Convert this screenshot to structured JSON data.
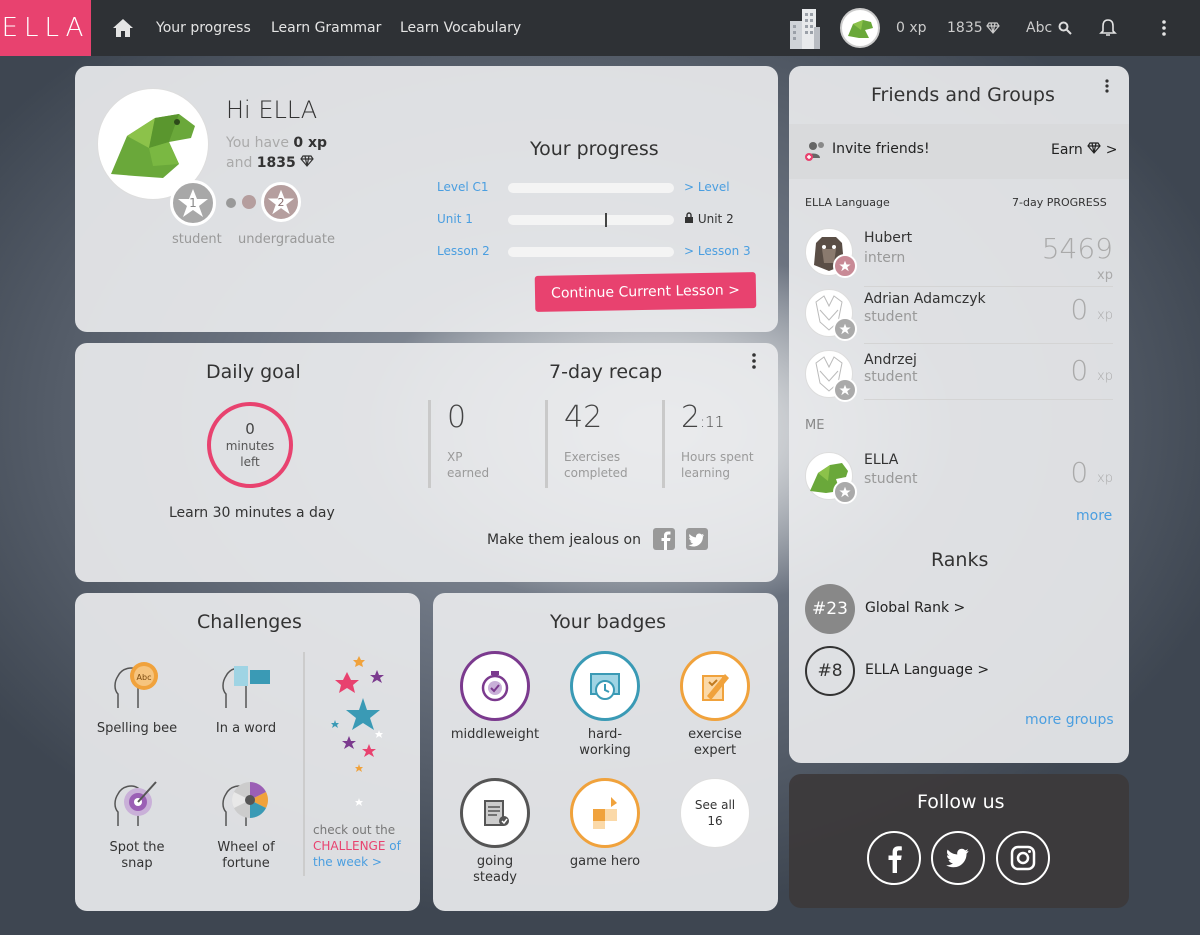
{
  "topbar": {
    "logo": "ELLA",
    "nav": [
      "Your progress",
      "Learn Grammar",
      "Learn Vocabulary"
    ],
    "xp": "0 xp",
    "gems": "1835",
    "lang": "Abc"
  },
  "profile": {
    "greeting": "Hi ELLA",
    "you_have": "You have",
    "xp": "0 xp",
    "and": "and",
    "gems": "1835",
    "level1_num": "1",
    "level2_num": "2",
    "level1": "student",
    "level2": "undergraduate"
  },
  "progress": {
    "title": "Your progress",
    "rows": [
      {
        "left": "Level C1",
        "right": "> Level",
        "fill": 0
      },
      {
        "left": "Unit 1",
        "right": "Unit 2",
        "fill": 0.59
      },
      {
        "left": "Lesson 2",
        "right": "> Lesson 3",
        "fill": 0
      }
    ],
    "button": "Continue Current Lesson >"
  },
  "daily": {
    "title": "Daily goal",
    "num": "0",
    "l1": "minutes",
    "l2": "left",
    "caption": "Learn 30 minutes a day"
  },
  "recap": {
    "title": "7-day recap",
    "stats": [
      {
        "n": "0",
        "sub": "",
        "l1": "XP",
        "l2": "earned"
      },
      {
        "n": "42",
        "sub": "",
        "l1": "Exercises",
        "l2": "completed"
      },
      {
        "n": "2",
        "sub": ":11",
        "l1": "Hours spent",
        "l2": "learning"
      }
    ],
    "share": "Make them jealous on"
  },
  "challenges": {
    "title": "Challenges",
    "items": [
      "Spelling bee",
      "In a word",
      "Spot the",
      "snap",
      "Wheel of",
      "fortune"
    ],
    "bubble": "Abc",
    "cta1": "check out the",
    "cta2": "CHALLENGE",
    "cta3": "of",
    "cta4": "the week >"
  },
  "badges": {
    "title": "Your badges",
    "items": [
      {
        "l1": "middleweight",
        "l2": ""
      },
      {
        "l1": "hard-",
        "l2": "working"
      },
      {
        "l1": "exercise",
        "l2": "expert"
      },
      {
        "l1": "going",
        "l2": "steady"
      },
      {
        "l1": "game hero",
        "l2": ""
      }
    ],
    "see_all1": "See all",
    "see_all2": "16"
  },
  "friends": {
    "title": "Friends and Groups",
    "invite": "Invite friends!",
    "earn": "Earn",
    "earn_arrow": ">",
    "group": "ELLA Language",
    "period": "7-day PROGRESS",
    "list": [
      {
        "name": "Hubert",
        "level": "intern",
        "xp": "5469"
      },
      {
        "name": "Adrian Adamczyk",
        "level": "student",
        "xp": "0"
      },
      {
        "name": "Andrzej",
        "level": "student",
        "xp": "0"
      }
    ],
    "me_label": "ME",
    "me": {
      "name": "ELLA",
      "level": "student",
      "xp": "0"
    },
    "xp_unit": "xp",
    "more": "more"
  },
  "ranks": {
    "title": "Ranks",
    "items": [
      {
        "rank": "#23",
        "label": "Global Rank >"
      },
      {
        "rank": "#8",
        "label": "ELLA Language >"
      }
    ],
    "more": "more groups"
  },
  "follow": {
    "title": "Follow us"
  },
  "colors": {
    "brand": "#e8426f",
    "link": "#4a9ee0",
    "purple": "#7b3a8e",
    "teal": "#3a9ab5",
    "orange": "#f0a23c"
  }
}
──────────
▶ [Stated exercise]
Make a copy of each line that contains the string "title".

▶ [Task result]
    "title": "Your progress",
    "title": "Daily goal",
    "title": "7-day recap",
    "title": "Challenges",
    "title": "Your badges",
    "title": "Friends and Groups",
    "title": "Ranks",
    "title": "Follow us"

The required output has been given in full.